:: Data for this task ::

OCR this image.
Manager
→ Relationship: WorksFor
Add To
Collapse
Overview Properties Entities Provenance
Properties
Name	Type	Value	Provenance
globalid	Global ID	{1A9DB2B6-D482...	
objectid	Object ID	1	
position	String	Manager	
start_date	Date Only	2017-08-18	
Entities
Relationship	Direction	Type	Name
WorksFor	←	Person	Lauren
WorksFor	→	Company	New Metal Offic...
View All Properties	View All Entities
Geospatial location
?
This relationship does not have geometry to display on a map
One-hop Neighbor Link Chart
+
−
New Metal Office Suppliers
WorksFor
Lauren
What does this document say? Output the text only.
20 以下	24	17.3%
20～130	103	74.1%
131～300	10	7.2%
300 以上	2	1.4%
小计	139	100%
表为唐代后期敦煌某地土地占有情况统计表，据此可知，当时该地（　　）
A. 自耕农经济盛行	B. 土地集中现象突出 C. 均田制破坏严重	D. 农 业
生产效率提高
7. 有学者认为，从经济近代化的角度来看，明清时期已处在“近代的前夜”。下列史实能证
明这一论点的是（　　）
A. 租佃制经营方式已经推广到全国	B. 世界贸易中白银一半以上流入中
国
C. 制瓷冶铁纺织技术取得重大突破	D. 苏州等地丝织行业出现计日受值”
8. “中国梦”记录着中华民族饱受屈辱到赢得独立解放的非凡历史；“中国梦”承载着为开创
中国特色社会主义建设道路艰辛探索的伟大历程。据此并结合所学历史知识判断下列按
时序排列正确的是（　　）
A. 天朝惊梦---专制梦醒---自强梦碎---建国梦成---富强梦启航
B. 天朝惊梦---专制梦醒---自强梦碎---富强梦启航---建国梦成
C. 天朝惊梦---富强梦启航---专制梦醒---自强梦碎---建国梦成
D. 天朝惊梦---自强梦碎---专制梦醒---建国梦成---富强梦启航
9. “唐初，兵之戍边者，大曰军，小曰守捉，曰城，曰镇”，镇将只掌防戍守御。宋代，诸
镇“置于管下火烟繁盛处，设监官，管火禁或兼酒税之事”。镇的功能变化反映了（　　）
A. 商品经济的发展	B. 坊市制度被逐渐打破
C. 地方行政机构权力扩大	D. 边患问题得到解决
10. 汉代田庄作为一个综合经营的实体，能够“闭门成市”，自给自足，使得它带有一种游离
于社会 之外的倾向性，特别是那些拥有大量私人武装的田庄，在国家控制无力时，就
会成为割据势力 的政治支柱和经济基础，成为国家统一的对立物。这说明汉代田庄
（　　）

:::

§ **Task requirements**
Starting from the line containing "What does this", repeat each line through the end of the entries, exactly.

§ **Task answer**
What does this document say? Output the text only.
20 以下	24	17.3%
20～130	103	74.1%
131～300	10	7.2%
300 以上	2	1.4%
小计	139	100%
表为唐代后期敦煌某地土地占有情况统计表，据此可知，当时该地（　　）
A. 自耕农经济盛行	B. 土地集中现象突出 C. 均田制破坏严重	D. 农 业
生产效率提高
7. 有学者认为，从经济近代化的角度来看，明清时期已处在“近代的前夜”。下列史实能证
明这一论点的是（　　）
A. 租佃制经营方式已经推广到全国	B. 世界贸易中白银一半以上流入中
国
C. 制瓷冶铁纺织技术取得重大突破	D. 苏州等地丝织行业出现计日受值”
8. “中国梦”记录着中华民族饱受屈辱到赢得独立解放的非凡历史；“中国梦”承载着为开创
中国特色社会主义建设道路艰辛探索的伟大历程。据此并结合所学历史知识判断下列按
时序排列正确的是（　　）
A. 天朝惊梦---专制梦醒---自强梦碎---建国梦成---富强梦启航
B. 天朝惊梦---专制梦醒---自强梦碎---富强梦启航---建国梦成
C. 天朝惊梦---富强梦启航---专制梦醒---自强梦碎---建国梦成
D. 天朝惊梦---自强梦碎---专制梦醒---建国梦成---富强梦启航
9. “唐初，兵之戍边者，大曰军，小曰守捉，曰城，曰镇”，镇将只掌防戍守御。宋代，诸
镇“置于管下火烟繁盛处，设监官，管火禁或兼酒税之事”。镇的功能变化反映了（　　）
A. 商品经济的发展	B. 坊市制度被逐渐打破
C. 地方行政机构权力扩大	D. 边患问题得到解决
10. 汉代田庄作为一个综合经营的实体，能够“闭门成市”，自给自足，使得它带有一种游离
于社会 之外的倾向性，特别是那些拥有大量私人武装的田庄，在国家控制无力时，就
会成为割据势力 的政治支柱和经济基础，成为国家统一的对立物。这说明汉代田庄
（　　）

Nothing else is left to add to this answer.